Exercise directions: What lines of the data include the string "this"? Copy them all.

(Records from a collection of figures)
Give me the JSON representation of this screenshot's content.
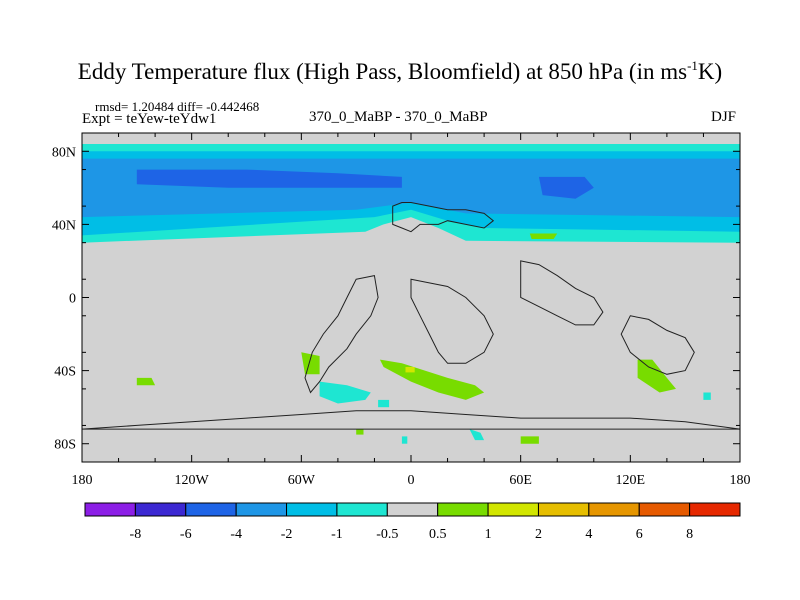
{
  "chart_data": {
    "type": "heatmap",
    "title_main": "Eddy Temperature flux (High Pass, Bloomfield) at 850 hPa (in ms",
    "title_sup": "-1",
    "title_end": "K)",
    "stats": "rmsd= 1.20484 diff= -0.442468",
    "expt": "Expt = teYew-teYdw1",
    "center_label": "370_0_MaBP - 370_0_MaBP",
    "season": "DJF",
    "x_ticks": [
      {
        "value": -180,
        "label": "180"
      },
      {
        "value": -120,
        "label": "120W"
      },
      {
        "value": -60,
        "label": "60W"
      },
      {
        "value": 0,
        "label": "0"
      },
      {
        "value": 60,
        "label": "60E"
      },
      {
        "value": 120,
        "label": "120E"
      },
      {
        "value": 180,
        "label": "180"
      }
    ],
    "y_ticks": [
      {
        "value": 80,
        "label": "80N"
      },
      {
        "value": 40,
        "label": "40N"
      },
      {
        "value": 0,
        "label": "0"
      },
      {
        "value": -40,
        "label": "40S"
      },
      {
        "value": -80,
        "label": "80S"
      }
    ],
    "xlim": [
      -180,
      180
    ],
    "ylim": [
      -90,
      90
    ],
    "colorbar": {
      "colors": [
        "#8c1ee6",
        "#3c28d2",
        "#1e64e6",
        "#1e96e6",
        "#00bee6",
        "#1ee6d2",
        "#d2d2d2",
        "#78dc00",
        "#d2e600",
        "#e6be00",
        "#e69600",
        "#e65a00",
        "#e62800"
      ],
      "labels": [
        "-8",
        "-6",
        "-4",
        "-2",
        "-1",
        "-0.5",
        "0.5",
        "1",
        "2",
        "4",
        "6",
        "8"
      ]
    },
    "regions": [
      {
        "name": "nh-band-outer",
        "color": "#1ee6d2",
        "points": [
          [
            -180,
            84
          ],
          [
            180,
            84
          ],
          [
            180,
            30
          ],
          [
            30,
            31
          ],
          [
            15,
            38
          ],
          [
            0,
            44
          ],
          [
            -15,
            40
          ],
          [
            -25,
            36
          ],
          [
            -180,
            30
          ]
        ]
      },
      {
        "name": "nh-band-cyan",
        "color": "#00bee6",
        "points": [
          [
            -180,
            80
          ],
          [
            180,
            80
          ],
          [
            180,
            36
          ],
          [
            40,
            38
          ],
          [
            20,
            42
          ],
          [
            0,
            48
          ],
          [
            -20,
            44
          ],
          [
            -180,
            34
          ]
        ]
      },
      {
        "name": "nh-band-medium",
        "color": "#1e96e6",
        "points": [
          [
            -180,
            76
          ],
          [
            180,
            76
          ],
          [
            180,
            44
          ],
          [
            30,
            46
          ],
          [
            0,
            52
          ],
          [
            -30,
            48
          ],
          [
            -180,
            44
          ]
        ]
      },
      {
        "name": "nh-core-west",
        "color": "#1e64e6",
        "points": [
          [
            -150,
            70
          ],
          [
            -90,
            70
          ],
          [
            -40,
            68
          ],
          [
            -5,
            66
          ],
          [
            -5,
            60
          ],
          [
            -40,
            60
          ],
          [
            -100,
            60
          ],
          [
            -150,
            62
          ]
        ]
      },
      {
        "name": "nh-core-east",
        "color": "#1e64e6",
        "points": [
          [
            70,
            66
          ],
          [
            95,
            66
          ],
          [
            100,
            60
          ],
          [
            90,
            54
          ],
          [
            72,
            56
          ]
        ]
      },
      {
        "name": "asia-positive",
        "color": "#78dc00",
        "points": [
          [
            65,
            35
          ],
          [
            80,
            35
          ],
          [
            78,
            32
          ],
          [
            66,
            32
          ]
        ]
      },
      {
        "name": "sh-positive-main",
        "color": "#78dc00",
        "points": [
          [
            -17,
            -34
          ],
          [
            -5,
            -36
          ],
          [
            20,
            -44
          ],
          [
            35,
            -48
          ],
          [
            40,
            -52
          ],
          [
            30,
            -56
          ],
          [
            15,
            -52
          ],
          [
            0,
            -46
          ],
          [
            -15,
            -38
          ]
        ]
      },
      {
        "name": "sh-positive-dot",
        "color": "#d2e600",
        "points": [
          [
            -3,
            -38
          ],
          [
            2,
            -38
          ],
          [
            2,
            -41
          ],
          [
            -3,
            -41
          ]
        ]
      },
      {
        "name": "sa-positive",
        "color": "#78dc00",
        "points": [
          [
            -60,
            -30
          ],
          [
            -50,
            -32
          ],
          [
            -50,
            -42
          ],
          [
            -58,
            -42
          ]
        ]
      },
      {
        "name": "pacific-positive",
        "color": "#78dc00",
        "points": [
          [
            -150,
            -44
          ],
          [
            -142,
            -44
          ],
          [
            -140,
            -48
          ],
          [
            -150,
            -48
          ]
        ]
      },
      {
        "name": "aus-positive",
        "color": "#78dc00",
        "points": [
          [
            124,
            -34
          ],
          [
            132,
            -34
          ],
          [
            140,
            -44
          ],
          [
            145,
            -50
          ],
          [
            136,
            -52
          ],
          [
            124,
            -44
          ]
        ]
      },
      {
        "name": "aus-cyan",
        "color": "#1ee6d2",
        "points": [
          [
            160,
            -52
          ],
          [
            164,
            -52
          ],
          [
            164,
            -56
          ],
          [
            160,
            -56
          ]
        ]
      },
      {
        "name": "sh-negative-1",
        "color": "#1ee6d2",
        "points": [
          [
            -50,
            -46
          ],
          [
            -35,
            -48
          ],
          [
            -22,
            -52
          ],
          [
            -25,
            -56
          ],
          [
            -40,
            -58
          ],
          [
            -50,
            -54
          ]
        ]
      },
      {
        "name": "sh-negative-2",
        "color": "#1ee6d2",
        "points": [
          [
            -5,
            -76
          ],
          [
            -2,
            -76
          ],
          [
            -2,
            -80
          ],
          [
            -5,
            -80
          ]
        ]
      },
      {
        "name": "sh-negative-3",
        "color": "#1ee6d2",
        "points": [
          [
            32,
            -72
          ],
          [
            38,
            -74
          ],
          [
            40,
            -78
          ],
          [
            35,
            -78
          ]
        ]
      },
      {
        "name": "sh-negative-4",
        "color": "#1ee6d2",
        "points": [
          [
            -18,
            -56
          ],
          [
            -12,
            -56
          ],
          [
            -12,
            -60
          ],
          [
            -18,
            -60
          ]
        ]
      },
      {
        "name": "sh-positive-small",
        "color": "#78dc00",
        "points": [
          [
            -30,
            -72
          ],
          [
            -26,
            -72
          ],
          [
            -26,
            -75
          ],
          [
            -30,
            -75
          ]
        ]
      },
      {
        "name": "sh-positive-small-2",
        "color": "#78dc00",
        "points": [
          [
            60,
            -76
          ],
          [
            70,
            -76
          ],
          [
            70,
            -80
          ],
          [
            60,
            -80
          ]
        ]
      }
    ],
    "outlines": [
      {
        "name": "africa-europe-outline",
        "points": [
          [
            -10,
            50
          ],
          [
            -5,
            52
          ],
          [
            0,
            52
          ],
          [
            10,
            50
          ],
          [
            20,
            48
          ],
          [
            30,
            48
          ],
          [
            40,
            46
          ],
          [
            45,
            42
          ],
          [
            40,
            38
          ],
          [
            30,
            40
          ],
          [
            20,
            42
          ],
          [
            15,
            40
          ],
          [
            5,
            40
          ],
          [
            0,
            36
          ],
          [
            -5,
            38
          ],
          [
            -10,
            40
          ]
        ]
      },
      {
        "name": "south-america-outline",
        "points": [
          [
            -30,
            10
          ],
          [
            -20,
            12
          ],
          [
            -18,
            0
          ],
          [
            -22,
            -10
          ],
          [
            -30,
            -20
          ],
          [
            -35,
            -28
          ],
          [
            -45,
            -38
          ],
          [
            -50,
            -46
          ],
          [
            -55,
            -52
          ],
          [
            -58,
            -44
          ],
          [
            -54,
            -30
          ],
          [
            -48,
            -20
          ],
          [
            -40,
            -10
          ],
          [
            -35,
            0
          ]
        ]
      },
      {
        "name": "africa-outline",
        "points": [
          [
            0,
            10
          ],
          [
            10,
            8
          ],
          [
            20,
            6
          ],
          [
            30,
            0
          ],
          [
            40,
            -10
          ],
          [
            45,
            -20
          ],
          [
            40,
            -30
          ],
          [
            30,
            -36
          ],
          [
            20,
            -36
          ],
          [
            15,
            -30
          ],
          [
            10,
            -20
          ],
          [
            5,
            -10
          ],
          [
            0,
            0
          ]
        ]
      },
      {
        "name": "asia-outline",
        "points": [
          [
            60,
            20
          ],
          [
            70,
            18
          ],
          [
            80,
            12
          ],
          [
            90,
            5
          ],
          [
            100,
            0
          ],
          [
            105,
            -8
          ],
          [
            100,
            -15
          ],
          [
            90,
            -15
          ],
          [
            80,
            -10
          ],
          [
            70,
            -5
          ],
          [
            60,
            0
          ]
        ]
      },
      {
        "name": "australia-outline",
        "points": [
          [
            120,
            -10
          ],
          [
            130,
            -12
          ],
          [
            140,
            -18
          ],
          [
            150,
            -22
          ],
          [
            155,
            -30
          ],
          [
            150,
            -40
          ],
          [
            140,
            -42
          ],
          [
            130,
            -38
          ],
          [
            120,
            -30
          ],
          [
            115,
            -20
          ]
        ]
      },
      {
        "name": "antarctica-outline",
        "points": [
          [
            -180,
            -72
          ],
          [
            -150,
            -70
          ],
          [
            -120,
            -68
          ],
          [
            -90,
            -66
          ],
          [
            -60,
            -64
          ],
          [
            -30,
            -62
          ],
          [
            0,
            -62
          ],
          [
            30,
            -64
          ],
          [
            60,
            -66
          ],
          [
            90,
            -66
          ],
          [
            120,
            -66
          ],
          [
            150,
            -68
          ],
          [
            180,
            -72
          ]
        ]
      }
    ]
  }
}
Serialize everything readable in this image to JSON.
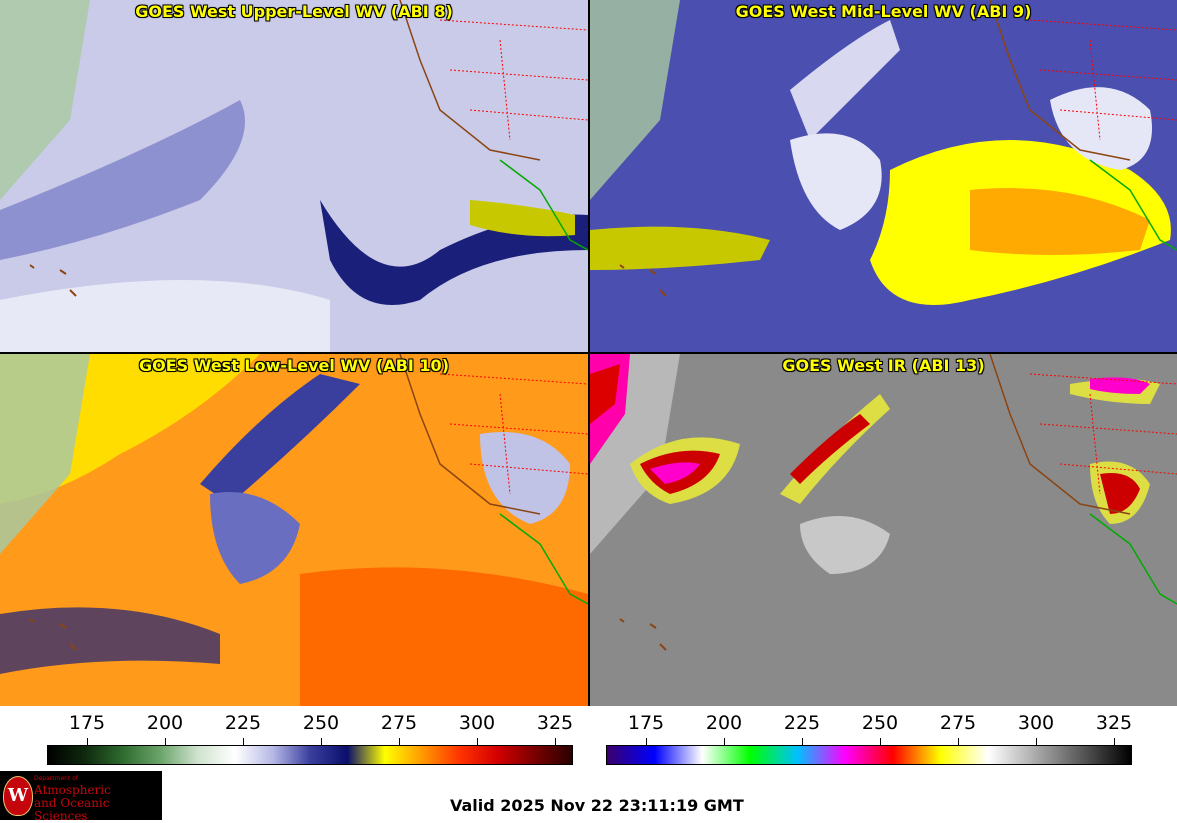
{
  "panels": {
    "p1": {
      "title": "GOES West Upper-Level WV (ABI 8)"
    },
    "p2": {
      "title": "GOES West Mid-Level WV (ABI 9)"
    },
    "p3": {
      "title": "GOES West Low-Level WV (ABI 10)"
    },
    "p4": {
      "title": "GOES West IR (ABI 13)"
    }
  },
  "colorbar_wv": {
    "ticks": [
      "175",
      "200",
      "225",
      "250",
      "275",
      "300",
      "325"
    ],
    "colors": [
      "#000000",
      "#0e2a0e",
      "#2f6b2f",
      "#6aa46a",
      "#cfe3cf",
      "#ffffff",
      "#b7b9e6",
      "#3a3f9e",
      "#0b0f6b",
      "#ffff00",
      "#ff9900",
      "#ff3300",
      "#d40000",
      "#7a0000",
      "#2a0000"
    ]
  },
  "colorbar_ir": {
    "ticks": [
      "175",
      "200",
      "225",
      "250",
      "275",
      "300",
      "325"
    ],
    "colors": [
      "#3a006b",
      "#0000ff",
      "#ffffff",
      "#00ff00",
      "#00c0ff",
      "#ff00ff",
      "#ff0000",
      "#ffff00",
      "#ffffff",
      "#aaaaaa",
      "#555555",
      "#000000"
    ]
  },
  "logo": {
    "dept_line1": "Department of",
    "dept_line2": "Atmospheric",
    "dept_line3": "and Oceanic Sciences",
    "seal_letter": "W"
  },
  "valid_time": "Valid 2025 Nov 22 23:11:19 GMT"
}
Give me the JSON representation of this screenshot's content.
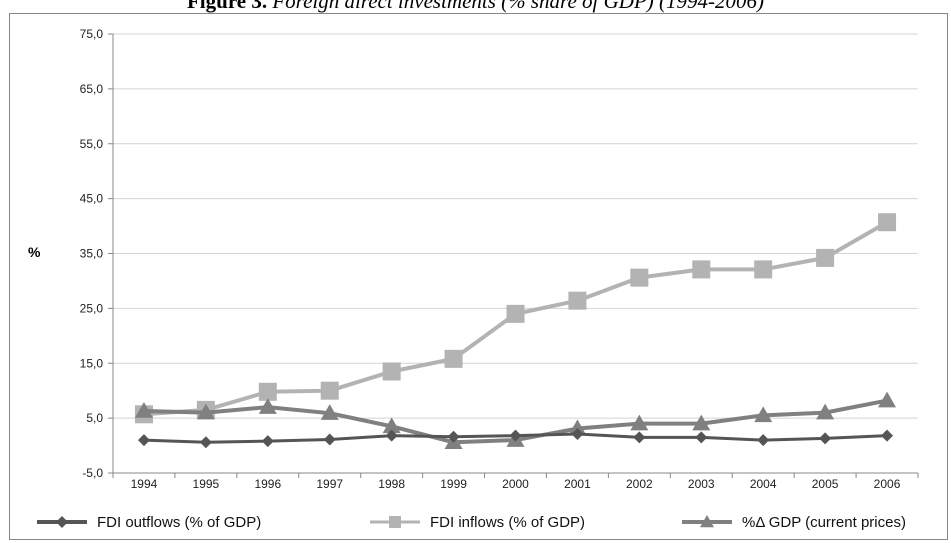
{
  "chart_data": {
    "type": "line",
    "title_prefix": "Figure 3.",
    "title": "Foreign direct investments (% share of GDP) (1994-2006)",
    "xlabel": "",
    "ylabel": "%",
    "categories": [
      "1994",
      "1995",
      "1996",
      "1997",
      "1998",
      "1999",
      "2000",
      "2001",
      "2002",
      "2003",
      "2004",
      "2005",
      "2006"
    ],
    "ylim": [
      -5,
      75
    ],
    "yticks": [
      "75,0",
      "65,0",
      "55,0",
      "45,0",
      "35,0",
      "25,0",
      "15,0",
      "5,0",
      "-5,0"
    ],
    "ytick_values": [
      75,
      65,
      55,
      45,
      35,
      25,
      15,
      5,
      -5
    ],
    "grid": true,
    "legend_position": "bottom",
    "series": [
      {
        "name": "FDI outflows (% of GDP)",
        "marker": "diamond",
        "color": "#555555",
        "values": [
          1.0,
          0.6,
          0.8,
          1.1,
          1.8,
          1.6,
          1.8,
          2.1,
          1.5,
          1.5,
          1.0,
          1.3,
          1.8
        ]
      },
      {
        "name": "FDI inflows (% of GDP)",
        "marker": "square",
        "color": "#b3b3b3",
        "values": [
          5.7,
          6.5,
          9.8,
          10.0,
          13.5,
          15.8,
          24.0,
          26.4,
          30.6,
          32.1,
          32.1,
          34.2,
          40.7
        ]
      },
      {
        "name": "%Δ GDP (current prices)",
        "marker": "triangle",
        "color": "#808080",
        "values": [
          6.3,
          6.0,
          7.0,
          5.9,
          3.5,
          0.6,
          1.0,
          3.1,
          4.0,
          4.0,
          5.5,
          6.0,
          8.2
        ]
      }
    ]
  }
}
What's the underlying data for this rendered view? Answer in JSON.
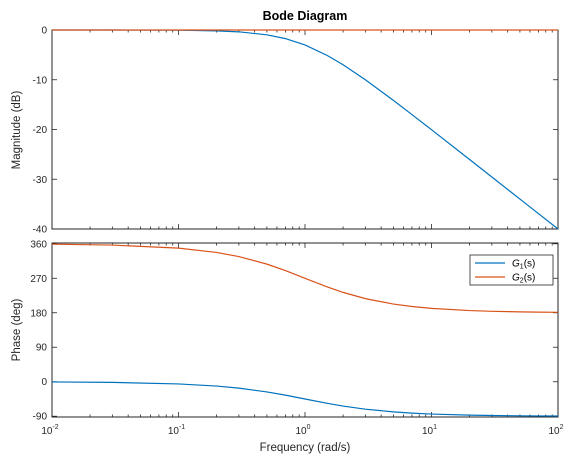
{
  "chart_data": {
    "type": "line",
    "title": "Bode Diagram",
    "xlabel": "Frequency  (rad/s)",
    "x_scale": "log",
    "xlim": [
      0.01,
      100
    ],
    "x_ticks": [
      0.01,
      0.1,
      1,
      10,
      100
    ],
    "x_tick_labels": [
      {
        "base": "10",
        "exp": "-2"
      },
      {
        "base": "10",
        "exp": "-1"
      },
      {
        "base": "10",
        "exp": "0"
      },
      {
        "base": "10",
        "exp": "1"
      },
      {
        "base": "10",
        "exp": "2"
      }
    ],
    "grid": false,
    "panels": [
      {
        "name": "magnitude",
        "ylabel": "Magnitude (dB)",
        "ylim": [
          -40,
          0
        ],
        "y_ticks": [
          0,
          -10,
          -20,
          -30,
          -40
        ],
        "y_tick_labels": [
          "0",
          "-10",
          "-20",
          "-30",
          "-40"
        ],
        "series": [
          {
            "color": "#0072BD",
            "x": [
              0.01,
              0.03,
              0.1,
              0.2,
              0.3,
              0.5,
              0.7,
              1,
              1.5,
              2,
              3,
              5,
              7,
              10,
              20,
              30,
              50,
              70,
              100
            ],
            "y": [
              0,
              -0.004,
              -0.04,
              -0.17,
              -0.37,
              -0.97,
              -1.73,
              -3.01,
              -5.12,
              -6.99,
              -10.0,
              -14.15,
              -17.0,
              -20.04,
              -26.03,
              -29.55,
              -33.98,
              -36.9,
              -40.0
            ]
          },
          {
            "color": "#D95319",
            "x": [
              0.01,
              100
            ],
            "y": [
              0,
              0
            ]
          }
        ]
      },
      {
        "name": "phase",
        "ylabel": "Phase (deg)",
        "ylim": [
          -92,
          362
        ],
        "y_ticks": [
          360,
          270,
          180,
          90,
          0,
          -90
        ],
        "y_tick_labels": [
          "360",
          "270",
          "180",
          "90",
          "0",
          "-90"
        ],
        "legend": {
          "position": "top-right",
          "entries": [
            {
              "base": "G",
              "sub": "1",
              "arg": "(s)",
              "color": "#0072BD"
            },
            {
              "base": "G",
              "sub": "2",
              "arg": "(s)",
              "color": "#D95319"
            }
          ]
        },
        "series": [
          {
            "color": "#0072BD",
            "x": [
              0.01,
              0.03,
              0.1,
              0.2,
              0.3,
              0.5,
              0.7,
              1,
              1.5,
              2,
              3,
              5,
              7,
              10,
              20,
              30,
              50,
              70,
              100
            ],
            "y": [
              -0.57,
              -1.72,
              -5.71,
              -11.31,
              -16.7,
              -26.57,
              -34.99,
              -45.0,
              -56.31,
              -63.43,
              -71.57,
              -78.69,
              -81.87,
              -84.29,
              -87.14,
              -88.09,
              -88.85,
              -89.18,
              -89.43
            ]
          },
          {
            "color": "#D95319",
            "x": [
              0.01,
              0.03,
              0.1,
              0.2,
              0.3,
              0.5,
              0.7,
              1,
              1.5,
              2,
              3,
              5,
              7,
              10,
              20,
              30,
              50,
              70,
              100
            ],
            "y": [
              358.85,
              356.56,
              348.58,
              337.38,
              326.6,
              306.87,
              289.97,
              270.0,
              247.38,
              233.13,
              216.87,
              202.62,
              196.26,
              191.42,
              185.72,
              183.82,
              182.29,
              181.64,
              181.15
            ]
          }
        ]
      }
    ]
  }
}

Written solution:
Give me the JSON representation of this screenshot's content.
Serialize everything readable in this image to JSON.
Give me the JSON representation of this screenshot's content.
What's the underlying data for this rendered view? Answer in JSON.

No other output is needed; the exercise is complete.